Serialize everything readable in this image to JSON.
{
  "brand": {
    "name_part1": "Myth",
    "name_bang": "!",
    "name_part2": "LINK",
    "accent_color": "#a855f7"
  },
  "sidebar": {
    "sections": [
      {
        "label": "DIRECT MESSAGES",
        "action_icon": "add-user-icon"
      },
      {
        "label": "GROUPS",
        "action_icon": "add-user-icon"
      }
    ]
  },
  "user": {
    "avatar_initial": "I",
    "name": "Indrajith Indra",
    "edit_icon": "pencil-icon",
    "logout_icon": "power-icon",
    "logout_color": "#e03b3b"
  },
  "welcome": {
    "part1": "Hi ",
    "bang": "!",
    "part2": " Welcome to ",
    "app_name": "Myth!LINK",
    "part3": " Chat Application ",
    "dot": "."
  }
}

::::::

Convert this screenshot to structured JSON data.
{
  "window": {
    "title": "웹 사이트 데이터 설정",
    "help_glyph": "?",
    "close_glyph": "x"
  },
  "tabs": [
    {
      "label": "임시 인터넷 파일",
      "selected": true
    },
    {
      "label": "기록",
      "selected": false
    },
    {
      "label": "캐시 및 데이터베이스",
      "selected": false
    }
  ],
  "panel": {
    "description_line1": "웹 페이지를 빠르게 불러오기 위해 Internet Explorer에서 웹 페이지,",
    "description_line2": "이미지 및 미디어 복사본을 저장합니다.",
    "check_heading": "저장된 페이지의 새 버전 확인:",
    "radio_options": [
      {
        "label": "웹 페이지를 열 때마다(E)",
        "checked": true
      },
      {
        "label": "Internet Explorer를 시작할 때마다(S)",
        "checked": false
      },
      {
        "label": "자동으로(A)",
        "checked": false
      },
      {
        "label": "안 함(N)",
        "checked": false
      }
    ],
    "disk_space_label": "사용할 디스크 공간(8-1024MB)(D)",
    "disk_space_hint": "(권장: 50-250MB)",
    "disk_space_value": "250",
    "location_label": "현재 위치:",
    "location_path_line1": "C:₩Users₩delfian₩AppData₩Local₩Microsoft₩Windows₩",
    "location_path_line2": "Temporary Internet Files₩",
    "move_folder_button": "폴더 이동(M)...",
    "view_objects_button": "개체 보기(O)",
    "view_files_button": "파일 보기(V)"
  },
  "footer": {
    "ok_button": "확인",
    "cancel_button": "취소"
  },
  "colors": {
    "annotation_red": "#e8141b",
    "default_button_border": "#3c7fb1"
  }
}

::::::

• INSTRUCTIONS FOR THE TASK:
Extract every line above containing the word "icon".

• OUTPUT BELOW:
        "action_icon": "add-user-icon"
        "action_icon": "add-user-icon"
    "edit_icon": "pencil-icon",
    "logout_icon": "power-icon",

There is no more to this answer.